Task requirements:
Report how many lines of the listing below include the word "warm". Give nothing but the number.

Extracted records:
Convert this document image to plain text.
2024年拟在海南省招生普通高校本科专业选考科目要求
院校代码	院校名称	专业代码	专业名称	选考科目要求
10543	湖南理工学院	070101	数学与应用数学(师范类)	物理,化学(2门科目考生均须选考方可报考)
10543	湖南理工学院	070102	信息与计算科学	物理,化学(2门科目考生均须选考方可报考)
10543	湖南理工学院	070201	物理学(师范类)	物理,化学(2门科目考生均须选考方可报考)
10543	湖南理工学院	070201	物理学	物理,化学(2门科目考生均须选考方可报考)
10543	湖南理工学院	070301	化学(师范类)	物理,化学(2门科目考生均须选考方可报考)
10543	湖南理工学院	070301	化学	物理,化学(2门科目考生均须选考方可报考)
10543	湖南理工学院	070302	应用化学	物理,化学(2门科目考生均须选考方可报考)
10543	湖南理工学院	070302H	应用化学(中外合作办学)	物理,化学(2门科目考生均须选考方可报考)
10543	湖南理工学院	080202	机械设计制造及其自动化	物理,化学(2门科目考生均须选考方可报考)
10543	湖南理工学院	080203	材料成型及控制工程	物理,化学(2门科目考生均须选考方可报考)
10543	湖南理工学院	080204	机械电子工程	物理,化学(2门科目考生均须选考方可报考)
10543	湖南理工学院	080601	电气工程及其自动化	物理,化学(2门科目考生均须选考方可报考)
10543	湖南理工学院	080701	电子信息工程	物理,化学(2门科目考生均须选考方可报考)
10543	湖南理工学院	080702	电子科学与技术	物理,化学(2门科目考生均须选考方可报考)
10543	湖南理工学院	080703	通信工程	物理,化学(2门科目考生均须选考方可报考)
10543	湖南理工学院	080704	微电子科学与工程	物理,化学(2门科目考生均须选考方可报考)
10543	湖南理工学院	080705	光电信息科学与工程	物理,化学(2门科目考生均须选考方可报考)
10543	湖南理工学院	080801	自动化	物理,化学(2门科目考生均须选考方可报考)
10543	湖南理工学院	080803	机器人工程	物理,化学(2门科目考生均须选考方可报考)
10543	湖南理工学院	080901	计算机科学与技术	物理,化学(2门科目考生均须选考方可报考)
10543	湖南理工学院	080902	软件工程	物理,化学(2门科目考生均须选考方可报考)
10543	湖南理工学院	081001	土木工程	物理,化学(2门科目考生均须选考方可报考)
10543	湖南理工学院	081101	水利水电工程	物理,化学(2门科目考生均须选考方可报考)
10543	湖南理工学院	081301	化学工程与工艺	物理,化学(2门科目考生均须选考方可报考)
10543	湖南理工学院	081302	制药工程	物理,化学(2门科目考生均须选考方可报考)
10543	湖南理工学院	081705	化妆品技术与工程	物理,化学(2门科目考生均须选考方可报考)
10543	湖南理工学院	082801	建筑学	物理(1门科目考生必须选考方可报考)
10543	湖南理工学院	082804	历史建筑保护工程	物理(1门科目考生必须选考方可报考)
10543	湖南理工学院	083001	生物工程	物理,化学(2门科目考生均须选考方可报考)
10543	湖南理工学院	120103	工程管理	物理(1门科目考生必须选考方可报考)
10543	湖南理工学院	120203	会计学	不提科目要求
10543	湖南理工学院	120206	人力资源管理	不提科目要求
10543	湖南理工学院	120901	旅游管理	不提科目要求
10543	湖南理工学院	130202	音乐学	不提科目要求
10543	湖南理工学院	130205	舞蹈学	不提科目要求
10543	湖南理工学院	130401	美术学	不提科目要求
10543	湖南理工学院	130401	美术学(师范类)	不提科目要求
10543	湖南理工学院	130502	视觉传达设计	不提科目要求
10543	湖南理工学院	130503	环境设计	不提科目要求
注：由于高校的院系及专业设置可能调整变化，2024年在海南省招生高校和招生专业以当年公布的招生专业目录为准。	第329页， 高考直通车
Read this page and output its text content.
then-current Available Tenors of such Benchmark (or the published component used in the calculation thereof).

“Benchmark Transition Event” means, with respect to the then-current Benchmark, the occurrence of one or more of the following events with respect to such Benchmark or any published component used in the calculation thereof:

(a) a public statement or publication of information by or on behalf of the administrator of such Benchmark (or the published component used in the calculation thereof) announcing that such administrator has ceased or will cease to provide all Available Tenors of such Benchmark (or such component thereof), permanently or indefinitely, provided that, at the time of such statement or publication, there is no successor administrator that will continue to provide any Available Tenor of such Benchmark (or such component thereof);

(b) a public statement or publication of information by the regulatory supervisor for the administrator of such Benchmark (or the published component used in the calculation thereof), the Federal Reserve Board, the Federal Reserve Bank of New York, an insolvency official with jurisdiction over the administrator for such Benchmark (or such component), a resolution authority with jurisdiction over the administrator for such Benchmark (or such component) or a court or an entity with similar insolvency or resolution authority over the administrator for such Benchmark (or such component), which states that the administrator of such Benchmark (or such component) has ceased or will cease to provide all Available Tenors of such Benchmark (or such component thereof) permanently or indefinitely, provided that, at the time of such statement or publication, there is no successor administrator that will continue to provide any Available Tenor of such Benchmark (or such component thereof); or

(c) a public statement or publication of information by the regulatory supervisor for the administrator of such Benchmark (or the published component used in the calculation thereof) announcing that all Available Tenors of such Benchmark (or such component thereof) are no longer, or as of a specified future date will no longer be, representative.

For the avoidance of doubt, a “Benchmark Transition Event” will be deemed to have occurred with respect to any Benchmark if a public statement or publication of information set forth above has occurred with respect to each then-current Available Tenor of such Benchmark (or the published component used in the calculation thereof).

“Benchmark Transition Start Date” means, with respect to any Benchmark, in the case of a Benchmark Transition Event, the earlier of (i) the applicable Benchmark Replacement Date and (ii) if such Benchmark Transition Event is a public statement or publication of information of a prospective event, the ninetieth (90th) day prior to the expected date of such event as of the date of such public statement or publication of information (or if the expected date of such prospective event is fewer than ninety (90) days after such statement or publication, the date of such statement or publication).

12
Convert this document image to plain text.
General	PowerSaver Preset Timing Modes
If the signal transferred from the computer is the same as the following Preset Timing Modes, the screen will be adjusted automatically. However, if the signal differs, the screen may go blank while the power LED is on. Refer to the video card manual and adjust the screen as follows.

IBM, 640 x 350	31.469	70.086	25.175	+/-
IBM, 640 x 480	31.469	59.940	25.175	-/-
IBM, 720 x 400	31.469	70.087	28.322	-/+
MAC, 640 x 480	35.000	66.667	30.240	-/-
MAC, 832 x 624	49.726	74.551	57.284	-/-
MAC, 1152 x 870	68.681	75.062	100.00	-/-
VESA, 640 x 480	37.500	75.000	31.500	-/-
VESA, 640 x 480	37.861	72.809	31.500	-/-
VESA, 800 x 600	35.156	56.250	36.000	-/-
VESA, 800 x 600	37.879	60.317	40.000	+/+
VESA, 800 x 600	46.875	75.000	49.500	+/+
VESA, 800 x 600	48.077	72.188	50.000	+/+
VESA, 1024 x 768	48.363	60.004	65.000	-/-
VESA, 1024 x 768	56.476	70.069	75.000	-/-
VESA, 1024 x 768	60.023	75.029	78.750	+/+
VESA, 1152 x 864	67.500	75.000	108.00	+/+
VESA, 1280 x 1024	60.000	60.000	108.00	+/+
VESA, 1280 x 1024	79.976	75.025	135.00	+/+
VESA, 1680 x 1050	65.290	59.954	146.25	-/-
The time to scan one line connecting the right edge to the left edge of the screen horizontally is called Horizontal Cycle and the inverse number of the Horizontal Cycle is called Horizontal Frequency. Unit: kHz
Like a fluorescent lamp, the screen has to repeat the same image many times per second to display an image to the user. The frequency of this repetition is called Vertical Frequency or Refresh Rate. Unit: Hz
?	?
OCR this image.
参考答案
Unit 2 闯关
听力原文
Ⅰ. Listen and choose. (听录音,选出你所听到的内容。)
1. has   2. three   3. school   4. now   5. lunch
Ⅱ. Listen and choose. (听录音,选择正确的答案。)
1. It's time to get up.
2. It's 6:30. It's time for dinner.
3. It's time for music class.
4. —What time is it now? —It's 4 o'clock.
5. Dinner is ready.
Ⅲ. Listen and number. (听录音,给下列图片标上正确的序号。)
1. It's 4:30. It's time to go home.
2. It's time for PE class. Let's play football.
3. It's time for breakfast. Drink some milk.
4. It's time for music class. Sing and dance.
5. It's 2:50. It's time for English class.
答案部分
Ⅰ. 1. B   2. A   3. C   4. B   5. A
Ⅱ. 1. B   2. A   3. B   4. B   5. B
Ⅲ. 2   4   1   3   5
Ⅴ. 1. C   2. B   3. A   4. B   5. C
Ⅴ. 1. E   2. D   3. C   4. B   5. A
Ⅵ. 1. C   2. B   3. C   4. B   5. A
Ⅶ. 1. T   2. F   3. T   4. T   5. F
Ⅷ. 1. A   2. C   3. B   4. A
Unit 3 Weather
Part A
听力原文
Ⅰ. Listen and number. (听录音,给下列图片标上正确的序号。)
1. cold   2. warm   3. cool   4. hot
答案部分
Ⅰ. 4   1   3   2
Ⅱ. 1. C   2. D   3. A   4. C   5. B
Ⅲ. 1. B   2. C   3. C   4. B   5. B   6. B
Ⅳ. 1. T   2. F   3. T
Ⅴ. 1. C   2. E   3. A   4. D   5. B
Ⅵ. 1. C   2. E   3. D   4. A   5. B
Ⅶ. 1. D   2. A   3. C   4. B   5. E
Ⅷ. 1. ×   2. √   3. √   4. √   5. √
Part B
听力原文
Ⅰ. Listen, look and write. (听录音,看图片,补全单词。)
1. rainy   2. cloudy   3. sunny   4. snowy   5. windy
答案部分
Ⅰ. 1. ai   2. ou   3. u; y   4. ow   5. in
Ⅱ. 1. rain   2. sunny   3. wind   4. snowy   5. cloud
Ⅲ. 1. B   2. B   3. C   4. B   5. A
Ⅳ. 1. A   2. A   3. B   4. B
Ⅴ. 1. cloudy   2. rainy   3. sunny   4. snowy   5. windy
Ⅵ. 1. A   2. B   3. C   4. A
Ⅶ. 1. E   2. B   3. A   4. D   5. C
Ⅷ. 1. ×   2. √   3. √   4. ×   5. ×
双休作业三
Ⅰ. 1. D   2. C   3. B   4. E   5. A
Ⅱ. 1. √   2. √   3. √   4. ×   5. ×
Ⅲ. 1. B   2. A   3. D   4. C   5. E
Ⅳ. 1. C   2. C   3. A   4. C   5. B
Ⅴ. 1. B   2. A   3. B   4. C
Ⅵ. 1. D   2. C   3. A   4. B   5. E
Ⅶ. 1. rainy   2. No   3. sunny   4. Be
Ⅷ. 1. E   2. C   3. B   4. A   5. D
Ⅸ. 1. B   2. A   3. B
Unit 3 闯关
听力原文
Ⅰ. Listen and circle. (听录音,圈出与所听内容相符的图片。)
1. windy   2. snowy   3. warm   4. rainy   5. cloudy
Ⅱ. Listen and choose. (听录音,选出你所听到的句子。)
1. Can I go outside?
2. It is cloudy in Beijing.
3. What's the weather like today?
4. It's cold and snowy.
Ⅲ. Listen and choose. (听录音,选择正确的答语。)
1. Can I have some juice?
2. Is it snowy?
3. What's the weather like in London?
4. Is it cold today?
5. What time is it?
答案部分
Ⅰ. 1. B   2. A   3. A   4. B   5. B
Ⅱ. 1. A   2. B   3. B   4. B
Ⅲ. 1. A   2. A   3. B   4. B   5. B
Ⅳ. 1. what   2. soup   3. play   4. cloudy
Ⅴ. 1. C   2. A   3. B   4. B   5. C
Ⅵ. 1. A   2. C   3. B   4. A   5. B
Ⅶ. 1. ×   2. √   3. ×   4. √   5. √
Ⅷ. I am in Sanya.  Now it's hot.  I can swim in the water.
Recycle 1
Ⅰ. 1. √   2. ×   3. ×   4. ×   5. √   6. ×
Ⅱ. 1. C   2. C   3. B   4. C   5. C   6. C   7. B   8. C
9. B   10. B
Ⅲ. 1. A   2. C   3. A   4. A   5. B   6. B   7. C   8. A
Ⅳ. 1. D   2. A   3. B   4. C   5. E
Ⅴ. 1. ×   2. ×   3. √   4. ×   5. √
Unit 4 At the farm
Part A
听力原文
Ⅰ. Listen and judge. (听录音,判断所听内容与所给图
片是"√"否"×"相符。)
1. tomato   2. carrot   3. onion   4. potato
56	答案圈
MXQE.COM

Written reply:
2